Set down each line of the data below exactly as it stands, dropping the pictures.

Source records:
----

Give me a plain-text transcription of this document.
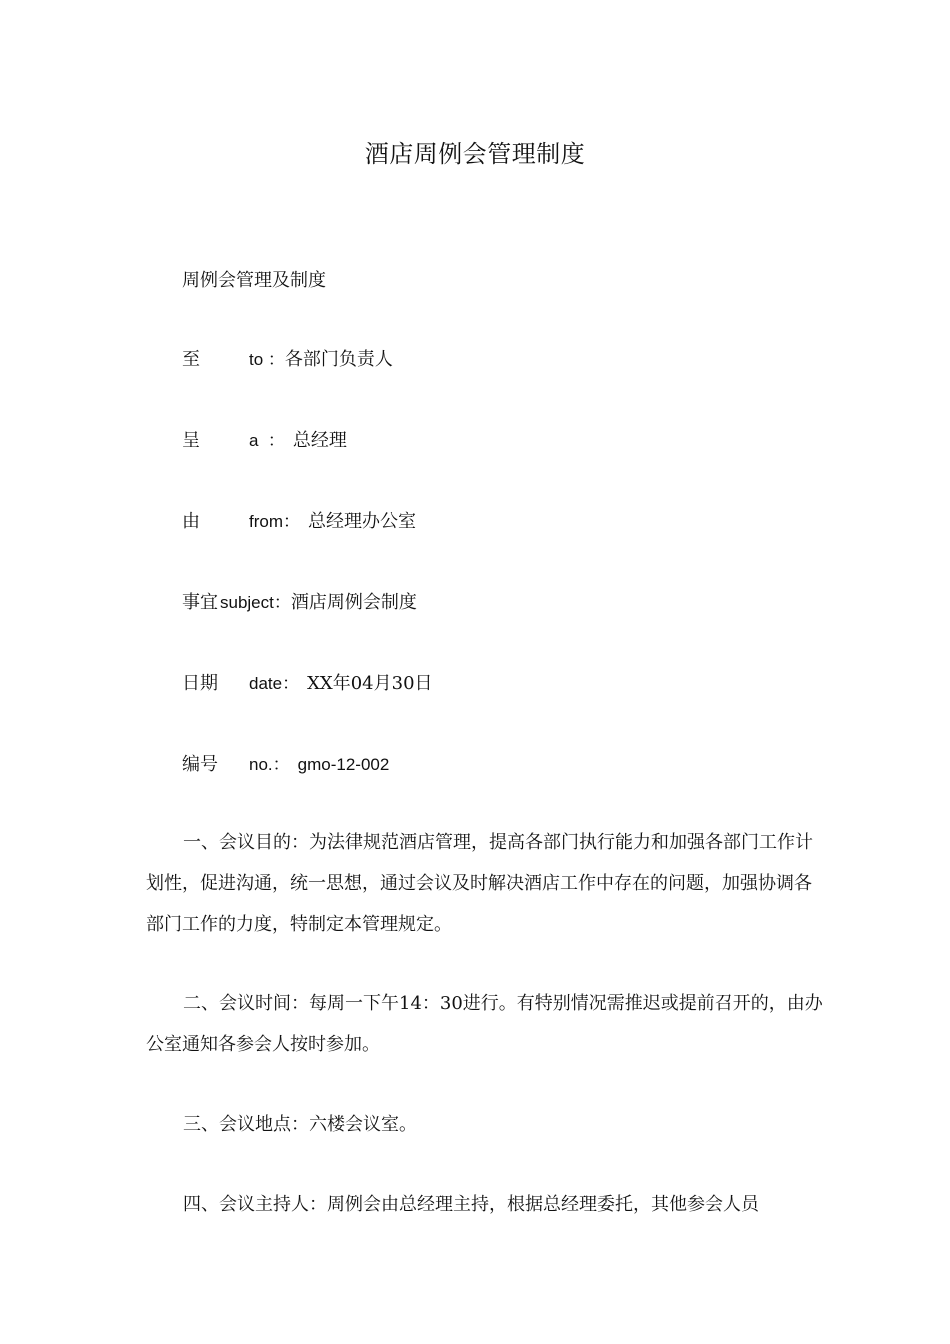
酒店周例会管理制度
周例会管理及制度
至	to ：各部门负责人
呈	a  ： 总经理
由	from： 总经理办公室
事宜 subject：酒店周例会制度
日期 date： XX年04月30日
编号 no.： gmo-12-002

一、会议目的：为法律规范酒店管理，提高各部门执行能力和加强各部门工作计划性，促进沟通，统一思想，通过会议及时解决酒店工作中存在的问题，加强协调各部门工作的力度，特制定本管理规定。

二、会议时间：每周一下午14：30进行。有特别情况需推迟或提前召开的，由办公室通知各参会人按时参加。

三、会议地点：六楼会议室。

四、会议主持人：周例会由总经理主持，根据总经理委托，其他参会人员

----

Answer to the exercise:
Give me a plain-text transcription of this document.
酒店周例会管理制度
周例会管理及制度
至	to ：各部门负责人
呈	a  ： 总经理
由	from： 总经理办公室
事宜 subject：酒店周例会制度
日期 date： XX年04月30日
编号 no.： gmo-12-002

一、会议目的：为法律规范酒店管理，提高各部门执行能力和加强各部门工作计划性，促进沟通，统一思想，通过会议及时解决酒店工作中存在的问题，加强协调各部门工作的力度，特制定本管理规定。

二、会议时间：每周一下午14：30进行。有特别情况需推迟或提前召开的，由办公室通知各参会人按时参加。

三、会议地点：六楼会议室。

四、会议主持人：周例会由总经理主持，根据总经理委托，其他参会人员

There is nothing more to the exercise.